*Records for the task*:
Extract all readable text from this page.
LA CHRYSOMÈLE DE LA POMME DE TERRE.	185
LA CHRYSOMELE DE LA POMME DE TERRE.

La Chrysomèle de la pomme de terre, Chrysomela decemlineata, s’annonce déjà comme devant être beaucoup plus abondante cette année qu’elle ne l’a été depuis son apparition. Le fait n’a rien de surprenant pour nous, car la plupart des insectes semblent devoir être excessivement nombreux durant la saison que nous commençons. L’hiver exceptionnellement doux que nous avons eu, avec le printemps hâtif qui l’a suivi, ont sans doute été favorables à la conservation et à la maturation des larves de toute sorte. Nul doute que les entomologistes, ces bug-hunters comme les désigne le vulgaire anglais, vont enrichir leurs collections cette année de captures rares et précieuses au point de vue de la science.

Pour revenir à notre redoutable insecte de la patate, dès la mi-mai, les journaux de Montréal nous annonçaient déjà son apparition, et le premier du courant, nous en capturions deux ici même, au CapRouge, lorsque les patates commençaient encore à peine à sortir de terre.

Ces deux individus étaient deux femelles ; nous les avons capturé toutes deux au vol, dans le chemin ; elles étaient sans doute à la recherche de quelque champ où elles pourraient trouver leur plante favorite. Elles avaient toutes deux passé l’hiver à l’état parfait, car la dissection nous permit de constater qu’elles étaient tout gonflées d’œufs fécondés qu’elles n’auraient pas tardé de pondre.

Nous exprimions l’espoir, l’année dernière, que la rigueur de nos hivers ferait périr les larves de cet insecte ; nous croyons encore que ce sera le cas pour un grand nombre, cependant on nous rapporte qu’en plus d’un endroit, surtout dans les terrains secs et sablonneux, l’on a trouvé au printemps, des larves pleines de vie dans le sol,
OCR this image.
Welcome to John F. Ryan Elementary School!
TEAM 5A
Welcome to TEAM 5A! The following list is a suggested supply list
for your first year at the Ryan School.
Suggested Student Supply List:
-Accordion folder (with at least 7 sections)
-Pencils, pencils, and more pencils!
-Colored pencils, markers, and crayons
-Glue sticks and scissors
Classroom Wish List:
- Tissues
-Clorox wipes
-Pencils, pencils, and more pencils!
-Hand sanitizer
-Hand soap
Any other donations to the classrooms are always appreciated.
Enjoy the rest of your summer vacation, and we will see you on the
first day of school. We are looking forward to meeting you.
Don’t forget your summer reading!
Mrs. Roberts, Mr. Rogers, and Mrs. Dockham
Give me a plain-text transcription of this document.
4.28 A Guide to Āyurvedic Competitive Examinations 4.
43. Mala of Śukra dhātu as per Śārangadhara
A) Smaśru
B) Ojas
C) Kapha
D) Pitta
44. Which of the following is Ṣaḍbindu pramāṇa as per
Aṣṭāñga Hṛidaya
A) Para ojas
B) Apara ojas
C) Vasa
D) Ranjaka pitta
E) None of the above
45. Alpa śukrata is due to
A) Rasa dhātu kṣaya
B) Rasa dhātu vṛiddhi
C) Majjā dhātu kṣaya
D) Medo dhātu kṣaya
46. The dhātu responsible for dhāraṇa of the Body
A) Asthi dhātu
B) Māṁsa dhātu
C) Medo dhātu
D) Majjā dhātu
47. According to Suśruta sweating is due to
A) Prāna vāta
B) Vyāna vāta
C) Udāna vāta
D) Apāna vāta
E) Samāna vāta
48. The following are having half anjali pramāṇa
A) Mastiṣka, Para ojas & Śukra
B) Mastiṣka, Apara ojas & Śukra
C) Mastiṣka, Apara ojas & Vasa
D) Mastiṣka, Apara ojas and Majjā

*Your goal*: Repeat the preceding lines exactly, please, every one of them.

*Response for this exercise*:
Extract all readable text from this page.
LA CHRYSOMÈLE DE LA POMME DE TERRE.	185
LA CHRYSOMELE DE LA POMME DE TERRE.

La Chrysomèle de la pomme de terre, Chrysomela decemlineata, s’annonce déjà comme devant être beaucoup plus abondante cette année qu’elle ne l’a été depuis son apparition. Le fait n’a rien de surprenant pour nous, car la plupart des insectes semblent devoir être excessivement nombreux durant la saison que nous commençons. L’hiver exceptionnellement doux que nous avons eu, avec le printemps hâtif qui l’a suivi, ont sans doute été favorables à la conservation et à la maturation des larves de toute sorte. Nul doute que les entomologistes, ces bug-hunters comme les désigne le vulgaire anglais, vont enrichir leurs collections cette année de captures rares et précieuses au point de vue de la science.

Pour revenir à notre redoutable insecte de la patate, dès la mi-mai, les journaux de Montréal nous annonçaient déjà son apparition, et le premier du courant, nous en capturions deux ici même, au CapRouge, lorsque les patates commençaient encore à peine à sortir de terre.

Ces deux individus étaient deux femelles ; nous les avons capturé toutes deux au vol, dans le chemin ; elles étaient sans doute à la recherche de quelque champ où elles pourraient trouver leur plante favorite. Elles avaient toutes deux passé l’hiver à l’état parfait, car la dissection nous permit de constater qu’elles étaient tout gonflées d’œufs fécondés qu’elles n’auraient pas tardé de pondre.

Nous exprimions l’espoir, l’année dernière, que la rigueur de nos hivers ferait périr les larves de cet insecte ; nous croyons encore que ce sera le cas pour un grand nombre, cependant on nous rapporte qu’en plus d’un endroit, surtout dans les terrains secs et sablonneux, l’on a trouvé au printemps, des larves pleines de vie dans le sol,
OCR this image.
Welcome to John F. Ryan Elementary School!
TEAM 5A
Welcome to TEAM 5A! The following list is a suggested supply list
for your first year at the Ryan School.
Suggested Student Supply List:
-Accordion folder (with at least 7 sections)
-Pencils, pencils, and more pencils!
-Colored pencils, markers, and crayons
-Glue sticks and scissors
Classroom Wish List:
- Tissues
-Clorox wipes
-Pencils, pencils, and more pencils!
-Hand sanitizer
-Hand soap
Any other donations to the classrooms are always appreciated.
Enjoy the rest of your summer vacation, and we will see you on the
first day of school. We are looking forward to meeting you.
Don’t forget your summer reading!
Mrs. Roberts, Mr. Rogers, and Mrs. Dockham
Give me a plain-text transcription of this document.
4.28 A Guide to Āyurvedic Competitive Examinations 4.
43. Mala of Śukra dhātu as per Śārangadhara
A) Smaśru
B) Ojas
C) Kapha
D) Pitta
44. Which of the following is Ṣaḍbindu pramāṇa as per
Aṣṭāñga Hṛidaya
A) Para ojas
B) Apara ojas
C) Vasa
D) Ranjaka pitta
E) None of the above
45. Alpa śukrata is due to
A) Rasa dhātu kṣaya
B) Rasa dhātu vṛiddhi
C) Majjā dhātu kṣaya
D) Medo dhātu kṣaya
46. The dhātu responsible for dhāraṇa of the Body
A) Asthi dhātu
B) Māṁsa dhātu
C) Medo dhātu
D) Majjā dhātu
47. According to Suśruta sweating is due to
A) Prāna vāta
B) Vyāna vāta
C) Udāna vāta
D) Apāna vāta
E) Samāna vāta
48. The following are having half anjali pramāṇa
A) Mastiṣka, Para ojas & Śukra
B) Mastiṣka, Apara ojas & Śukra
C) Mastiṣka, Apara ojas & Vasa
D) Mastiṣka, Apara ojas and Majjā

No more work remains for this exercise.